Goal of the exercise: Write out the lines of the data below exactly as they appear, from the line with "add-layer-button[interactable]: 레이어 추가" to the line with "preview-label: 미리보기 <box>251", including both of those lines.
++++ Dataset entries ++++
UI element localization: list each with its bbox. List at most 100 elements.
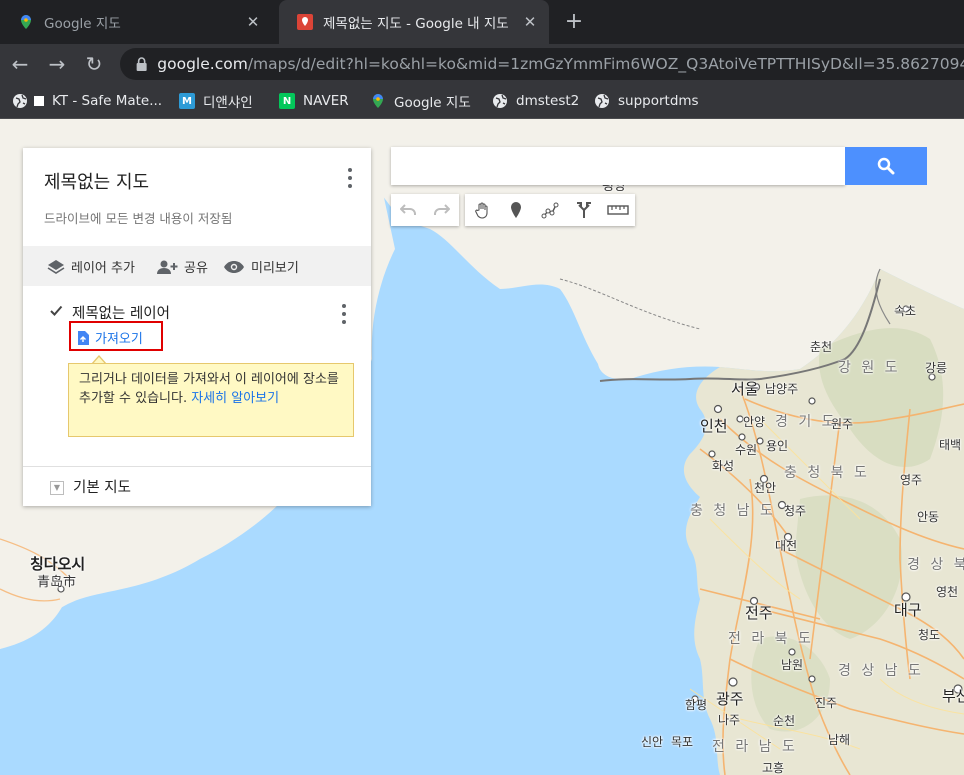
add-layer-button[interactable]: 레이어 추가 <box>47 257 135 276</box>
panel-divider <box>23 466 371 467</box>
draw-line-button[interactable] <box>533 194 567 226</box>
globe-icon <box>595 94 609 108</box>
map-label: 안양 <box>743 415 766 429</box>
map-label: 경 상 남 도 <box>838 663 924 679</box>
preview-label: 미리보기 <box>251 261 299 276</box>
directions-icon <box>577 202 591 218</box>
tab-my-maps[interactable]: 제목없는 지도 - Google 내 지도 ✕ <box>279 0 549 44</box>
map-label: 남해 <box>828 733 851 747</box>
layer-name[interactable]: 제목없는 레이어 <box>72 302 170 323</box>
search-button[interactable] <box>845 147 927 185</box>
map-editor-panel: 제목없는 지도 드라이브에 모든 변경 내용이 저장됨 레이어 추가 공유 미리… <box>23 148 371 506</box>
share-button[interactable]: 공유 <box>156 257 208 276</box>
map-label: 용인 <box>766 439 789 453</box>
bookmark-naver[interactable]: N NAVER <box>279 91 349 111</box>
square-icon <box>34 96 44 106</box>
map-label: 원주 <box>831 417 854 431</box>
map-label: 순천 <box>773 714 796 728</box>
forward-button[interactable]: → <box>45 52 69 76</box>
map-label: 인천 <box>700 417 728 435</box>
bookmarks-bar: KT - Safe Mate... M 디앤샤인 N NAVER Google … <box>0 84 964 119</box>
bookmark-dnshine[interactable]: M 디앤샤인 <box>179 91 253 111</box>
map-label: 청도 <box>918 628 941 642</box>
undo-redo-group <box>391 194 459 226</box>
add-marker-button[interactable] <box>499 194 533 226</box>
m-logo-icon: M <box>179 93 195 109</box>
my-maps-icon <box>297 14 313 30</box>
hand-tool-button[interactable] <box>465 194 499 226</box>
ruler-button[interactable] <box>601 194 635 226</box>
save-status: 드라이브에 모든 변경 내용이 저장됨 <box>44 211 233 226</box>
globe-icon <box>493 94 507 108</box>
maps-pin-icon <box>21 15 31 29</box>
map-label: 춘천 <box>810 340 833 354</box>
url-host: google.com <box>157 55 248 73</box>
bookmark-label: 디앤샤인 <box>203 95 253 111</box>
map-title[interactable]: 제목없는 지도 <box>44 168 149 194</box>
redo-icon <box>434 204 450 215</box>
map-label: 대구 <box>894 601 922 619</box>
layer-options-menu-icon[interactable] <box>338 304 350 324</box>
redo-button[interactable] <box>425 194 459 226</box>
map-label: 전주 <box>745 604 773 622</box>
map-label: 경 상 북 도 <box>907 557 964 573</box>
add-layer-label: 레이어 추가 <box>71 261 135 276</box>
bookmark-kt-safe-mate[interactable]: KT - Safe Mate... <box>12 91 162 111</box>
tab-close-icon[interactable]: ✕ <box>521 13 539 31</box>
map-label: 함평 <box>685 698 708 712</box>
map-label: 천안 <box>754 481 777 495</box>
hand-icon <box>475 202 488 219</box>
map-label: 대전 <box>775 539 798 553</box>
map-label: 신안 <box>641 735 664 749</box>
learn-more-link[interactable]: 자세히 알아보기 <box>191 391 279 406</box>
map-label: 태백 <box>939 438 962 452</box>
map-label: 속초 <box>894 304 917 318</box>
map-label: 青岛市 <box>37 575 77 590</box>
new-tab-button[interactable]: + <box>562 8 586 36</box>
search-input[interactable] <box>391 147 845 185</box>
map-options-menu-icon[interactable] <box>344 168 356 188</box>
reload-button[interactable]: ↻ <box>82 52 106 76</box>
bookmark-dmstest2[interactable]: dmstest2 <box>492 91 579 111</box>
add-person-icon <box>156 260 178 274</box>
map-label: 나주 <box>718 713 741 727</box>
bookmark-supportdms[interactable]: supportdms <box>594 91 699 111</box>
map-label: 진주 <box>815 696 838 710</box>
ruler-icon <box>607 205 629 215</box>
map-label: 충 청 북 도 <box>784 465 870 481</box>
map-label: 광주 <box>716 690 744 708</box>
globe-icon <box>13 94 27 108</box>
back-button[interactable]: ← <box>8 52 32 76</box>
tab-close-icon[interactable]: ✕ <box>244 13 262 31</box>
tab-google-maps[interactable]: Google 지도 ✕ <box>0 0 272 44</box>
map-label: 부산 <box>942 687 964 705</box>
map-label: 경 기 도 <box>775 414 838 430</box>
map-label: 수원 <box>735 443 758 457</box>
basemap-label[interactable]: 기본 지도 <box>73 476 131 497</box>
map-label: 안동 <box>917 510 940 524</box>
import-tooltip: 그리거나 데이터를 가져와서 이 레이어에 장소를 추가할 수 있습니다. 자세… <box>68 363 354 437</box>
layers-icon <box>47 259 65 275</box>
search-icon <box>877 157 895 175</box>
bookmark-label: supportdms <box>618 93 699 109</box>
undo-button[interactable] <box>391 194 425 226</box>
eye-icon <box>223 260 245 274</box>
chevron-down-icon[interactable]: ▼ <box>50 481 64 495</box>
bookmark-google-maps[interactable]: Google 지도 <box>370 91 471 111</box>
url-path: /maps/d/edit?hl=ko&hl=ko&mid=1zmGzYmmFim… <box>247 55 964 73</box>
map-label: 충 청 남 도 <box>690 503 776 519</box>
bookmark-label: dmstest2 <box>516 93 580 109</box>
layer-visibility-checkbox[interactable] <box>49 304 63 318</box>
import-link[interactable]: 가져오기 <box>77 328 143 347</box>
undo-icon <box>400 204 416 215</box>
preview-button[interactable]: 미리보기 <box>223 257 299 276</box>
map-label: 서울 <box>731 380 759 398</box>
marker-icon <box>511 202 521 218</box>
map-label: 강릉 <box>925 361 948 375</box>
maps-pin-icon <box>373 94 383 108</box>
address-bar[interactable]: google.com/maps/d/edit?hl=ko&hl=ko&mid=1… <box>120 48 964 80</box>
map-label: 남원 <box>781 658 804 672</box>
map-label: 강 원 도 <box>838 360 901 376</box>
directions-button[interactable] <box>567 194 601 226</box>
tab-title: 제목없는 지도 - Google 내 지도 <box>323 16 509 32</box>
++++
Exercise answer:
add-layer-button[interactable]: 레이어 추가 <box>47 257 135 276</box>
panel-divider <box>23 466 371 467</box>
draw-line-button[interactable] <box>533 194 567 226</box>
globe-icon <box>595 94 609 108</box>
map-label: 안양 <box>743 415 766 429</box>
map-label: 경 상 남 도 <box>838 663 924 679</box>
preview-label: 미리보기 <box>251 261 299 276</box>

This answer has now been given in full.